To be done:
From the entries below, report how many lines contain the string "Amber". Give only that number.

Dataset items:

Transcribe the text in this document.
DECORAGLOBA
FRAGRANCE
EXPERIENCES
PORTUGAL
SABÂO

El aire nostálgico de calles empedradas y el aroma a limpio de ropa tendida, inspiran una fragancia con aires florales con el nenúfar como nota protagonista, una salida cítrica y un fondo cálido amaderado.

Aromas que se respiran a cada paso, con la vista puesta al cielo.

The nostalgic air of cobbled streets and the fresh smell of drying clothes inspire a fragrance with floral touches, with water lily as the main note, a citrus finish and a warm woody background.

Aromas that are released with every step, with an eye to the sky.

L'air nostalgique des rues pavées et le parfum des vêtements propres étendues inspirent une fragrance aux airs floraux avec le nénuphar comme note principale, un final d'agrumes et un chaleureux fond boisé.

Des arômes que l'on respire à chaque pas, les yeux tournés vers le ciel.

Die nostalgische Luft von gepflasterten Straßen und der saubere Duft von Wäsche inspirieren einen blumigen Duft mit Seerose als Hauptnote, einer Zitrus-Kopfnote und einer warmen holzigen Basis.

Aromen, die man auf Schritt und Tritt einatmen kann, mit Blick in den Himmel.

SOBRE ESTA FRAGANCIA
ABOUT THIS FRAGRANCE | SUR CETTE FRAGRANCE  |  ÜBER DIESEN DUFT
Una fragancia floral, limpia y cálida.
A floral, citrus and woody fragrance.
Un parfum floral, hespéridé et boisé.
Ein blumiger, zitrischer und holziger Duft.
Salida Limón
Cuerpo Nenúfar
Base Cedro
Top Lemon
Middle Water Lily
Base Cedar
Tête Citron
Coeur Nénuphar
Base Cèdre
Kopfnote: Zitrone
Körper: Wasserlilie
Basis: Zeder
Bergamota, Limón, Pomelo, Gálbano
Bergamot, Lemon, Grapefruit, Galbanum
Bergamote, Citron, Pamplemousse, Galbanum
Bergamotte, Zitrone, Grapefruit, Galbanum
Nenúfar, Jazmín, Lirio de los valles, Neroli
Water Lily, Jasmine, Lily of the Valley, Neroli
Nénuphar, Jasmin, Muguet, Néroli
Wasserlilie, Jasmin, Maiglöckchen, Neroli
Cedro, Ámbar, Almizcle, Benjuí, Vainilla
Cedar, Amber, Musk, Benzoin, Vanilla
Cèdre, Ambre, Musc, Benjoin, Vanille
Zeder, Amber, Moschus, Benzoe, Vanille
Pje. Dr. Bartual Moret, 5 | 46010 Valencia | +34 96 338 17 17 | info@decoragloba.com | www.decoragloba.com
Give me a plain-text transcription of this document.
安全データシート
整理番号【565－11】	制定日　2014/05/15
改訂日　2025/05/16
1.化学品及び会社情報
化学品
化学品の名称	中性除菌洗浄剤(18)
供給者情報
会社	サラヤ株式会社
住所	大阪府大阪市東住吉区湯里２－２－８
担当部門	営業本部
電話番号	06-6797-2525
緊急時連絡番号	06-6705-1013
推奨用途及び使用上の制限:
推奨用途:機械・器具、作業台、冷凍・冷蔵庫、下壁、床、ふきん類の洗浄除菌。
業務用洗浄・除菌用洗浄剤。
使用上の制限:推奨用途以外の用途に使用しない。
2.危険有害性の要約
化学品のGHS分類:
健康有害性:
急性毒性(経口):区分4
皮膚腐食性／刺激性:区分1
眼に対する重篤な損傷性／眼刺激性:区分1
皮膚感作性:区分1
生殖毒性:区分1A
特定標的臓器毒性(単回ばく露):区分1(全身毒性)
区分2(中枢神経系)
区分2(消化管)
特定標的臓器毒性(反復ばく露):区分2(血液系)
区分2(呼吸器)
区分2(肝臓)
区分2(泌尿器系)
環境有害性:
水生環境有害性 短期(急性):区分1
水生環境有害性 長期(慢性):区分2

Finished exercise:
2